__Written task__
Select from the records below every line that has the word "first" in it.

__Records from a collection of figures__
# # # # # # #

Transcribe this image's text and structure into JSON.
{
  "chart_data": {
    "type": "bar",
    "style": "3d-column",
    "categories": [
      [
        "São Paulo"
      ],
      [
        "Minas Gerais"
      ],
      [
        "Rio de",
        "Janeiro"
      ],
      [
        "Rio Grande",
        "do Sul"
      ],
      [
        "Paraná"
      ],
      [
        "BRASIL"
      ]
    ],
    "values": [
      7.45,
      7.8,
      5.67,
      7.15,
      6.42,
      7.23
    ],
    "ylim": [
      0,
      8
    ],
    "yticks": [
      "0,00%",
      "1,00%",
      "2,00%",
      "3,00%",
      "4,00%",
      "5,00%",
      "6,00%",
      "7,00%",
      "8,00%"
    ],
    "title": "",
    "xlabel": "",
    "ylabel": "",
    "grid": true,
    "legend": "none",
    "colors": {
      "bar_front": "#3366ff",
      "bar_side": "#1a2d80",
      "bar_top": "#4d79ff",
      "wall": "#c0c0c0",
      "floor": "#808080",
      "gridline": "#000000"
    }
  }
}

# # # # # # #

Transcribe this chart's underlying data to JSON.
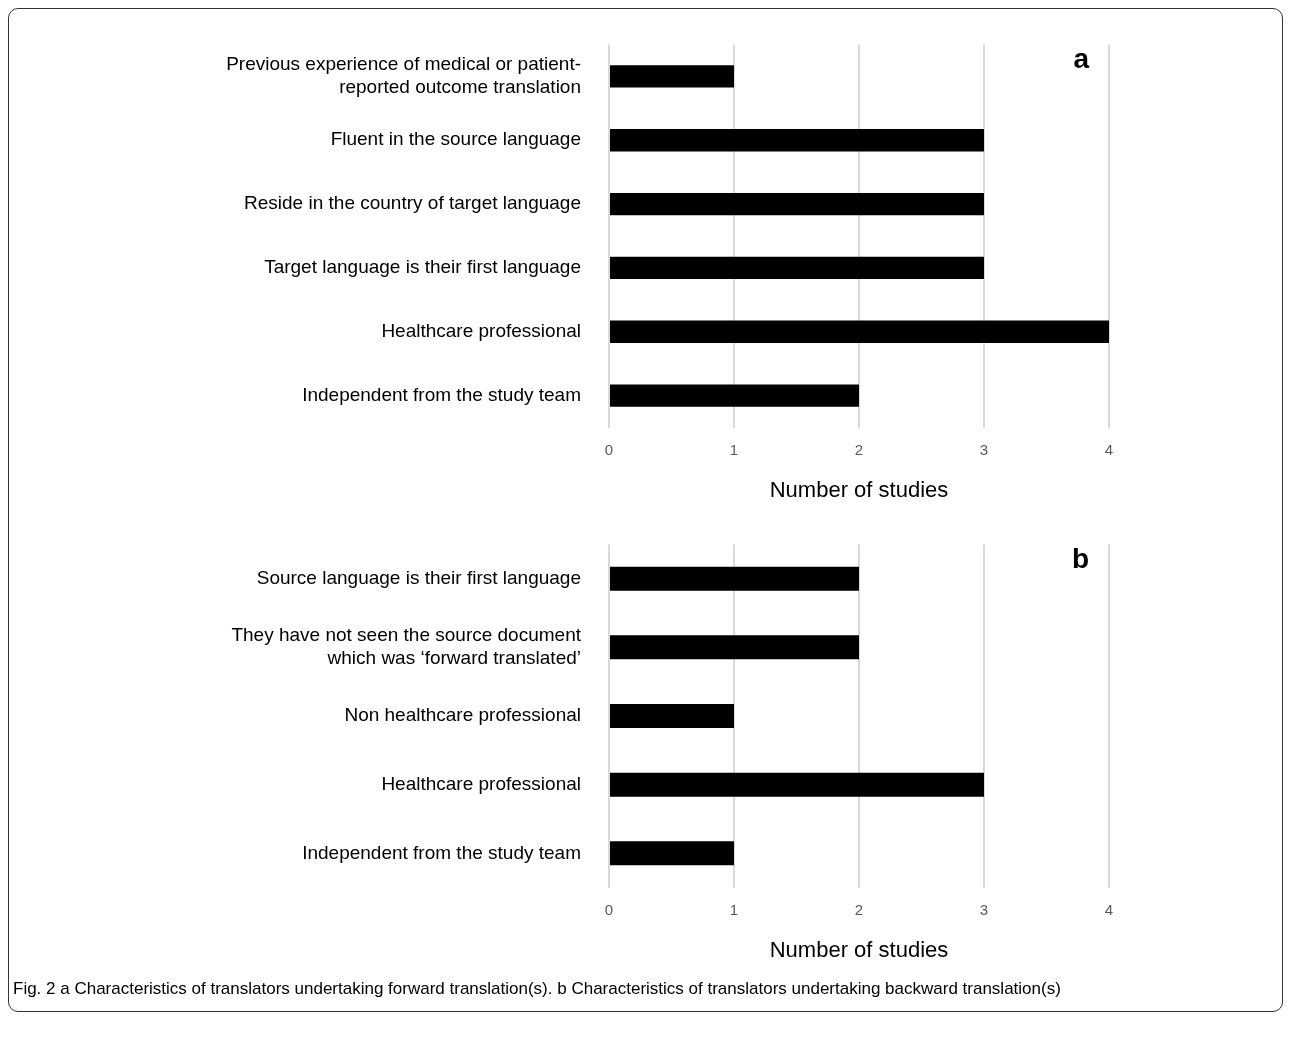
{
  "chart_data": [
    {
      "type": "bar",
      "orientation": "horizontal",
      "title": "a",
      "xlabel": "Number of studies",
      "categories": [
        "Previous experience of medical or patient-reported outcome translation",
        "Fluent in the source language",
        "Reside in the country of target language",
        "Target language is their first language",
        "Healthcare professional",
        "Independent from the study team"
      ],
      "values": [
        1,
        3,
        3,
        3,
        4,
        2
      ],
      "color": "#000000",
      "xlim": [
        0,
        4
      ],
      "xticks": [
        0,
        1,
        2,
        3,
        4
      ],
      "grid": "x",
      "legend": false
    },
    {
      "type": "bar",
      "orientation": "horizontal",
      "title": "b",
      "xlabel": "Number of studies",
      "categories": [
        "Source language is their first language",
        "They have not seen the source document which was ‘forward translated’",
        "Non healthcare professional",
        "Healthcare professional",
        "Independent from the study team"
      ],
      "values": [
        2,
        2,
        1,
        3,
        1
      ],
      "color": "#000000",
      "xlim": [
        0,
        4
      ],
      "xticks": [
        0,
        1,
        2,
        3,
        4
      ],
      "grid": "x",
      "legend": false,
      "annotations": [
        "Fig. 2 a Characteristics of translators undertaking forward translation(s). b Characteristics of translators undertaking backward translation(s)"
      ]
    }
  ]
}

# # # # # # #

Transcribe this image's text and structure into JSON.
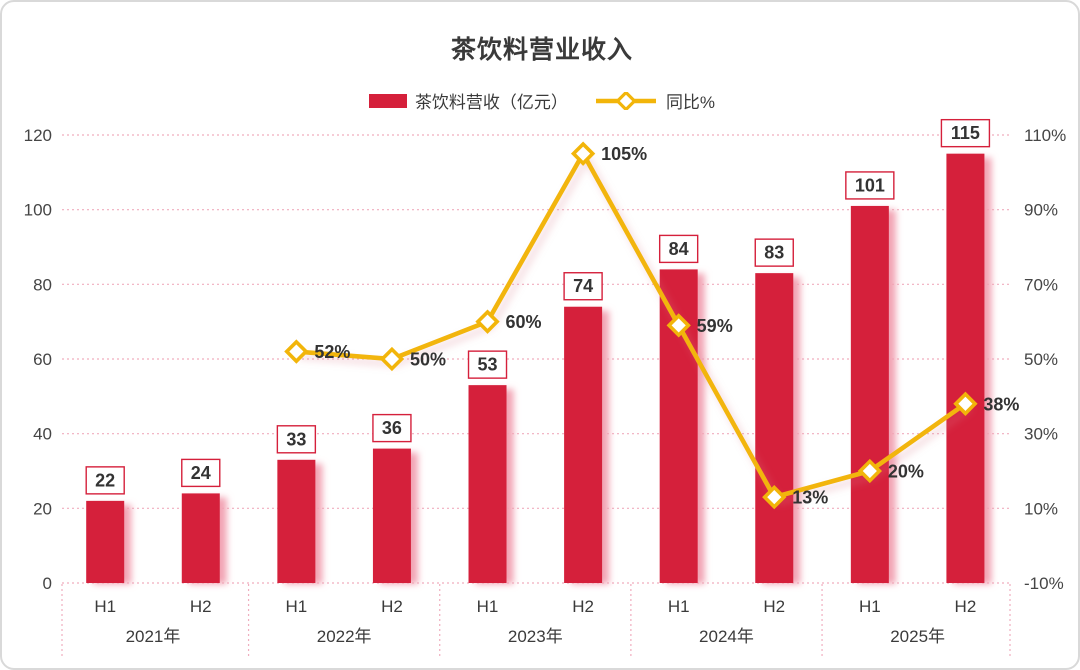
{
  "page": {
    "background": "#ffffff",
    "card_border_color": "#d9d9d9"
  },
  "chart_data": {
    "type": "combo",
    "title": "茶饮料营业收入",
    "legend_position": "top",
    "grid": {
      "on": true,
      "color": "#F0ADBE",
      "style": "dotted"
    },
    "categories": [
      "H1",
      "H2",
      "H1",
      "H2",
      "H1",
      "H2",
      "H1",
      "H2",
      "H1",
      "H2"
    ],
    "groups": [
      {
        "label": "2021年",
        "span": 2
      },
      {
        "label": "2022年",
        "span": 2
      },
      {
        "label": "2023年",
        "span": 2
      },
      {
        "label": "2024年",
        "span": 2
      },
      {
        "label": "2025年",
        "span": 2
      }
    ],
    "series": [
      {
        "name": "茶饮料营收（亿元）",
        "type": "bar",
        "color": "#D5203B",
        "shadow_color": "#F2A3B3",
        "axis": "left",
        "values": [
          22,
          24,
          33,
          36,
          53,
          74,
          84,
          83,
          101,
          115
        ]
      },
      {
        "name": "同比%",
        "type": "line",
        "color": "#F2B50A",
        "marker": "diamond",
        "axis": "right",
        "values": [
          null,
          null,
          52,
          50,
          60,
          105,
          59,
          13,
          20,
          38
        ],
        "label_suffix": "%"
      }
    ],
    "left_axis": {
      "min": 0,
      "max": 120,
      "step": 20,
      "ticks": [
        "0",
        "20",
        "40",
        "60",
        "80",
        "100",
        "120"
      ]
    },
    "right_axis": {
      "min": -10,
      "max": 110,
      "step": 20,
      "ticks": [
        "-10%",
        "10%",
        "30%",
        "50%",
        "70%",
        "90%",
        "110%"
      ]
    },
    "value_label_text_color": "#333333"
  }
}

# # # # # # #

__Final result__
        "Target language is their first language",
        "Source language is their first language",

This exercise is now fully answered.